What to produce: Type every record exactly as it appears.

################

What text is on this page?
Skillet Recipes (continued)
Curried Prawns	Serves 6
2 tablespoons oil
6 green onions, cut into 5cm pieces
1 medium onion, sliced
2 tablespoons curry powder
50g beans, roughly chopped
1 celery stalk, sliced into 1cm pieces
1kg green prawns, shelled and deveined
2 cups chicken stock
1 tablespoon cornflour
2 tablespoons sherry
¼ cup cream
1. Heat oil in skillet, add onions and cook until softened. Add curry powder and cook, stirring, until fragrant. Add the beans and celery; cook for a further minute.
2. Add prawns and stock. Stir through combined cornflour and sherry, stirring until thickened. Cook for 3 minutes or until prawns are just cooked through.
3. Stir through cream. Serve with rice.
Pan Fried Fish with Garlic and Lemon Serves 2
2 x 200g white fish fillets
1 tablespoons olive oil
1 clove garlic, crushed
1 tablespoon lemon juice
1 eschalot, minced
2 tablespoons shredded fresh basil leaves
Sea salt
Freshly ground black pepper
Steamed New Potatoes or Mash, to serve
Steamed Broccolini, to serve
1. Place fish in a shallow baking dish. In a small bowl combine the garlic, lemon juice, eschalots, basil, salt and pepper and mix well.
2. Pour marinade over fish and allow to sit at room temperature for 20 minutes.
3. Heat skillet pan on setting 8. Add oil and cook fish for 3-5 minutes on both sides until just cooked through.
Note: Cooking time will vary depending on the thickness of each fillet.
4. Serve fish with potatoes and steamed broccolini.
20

################

Exercise solution:
What text is on this page?
Skillet Recipes (continued)
Curried Prawns	Serves 6
2 tablespoons oil
6 green onions, cut into 5cm pieces
1 medium onion, sliced
2 tablespoons curry powder
50g beans, roughly chopped
1 celery stalk, sliced into 1cm pieces
1kg green prawns, shelled and deveined
2 cups chicken stock
1 tablespoon cornflour
2 tablespoons sherry
¼ cup cream
1. Heat oil in skillet, add onions and cook until softened. Add curry powder and cook, stirring, until fragrant. Add the beans and celery; cook for a further minute.
2. Add prawns and stock. Stir through combined cornflour and sherry, stirring until thickened. Cook for 3 minutes or until prawns are just cooked through.
3. Stir through cream. Serve with rice.
Pan Fried Fish with Garlic and Lemon Serves 2
2 x 200g white fish fillets
1 tablespoons olive oil
1 clove garlic, crushed
1 tablespoon lemon juice
1 eschalot, minced
2 tablespoons shredded fresh basil leaves
Sea salt
Freshly ground black pepper
Steamed New Potatoes or Mash, to serve
Steamed Broccolini, to serve
1. Place fish in a shallow baking dish. In a small bowl combine the garlic, lemon juice, eschalots, basil, salt and pepper and mix well.
2. Pour marinade over fish and allow to sit at room temperature for 20 minutes.
3. Heat skillet pan on setting 8. Add oil and cook fish for 3-5 minutes on both sides until just cooked through.
Note: Cooking time will vary depending on the thickness of each fillet.
4. Serve fish with potatoes and steamed broccolini.
20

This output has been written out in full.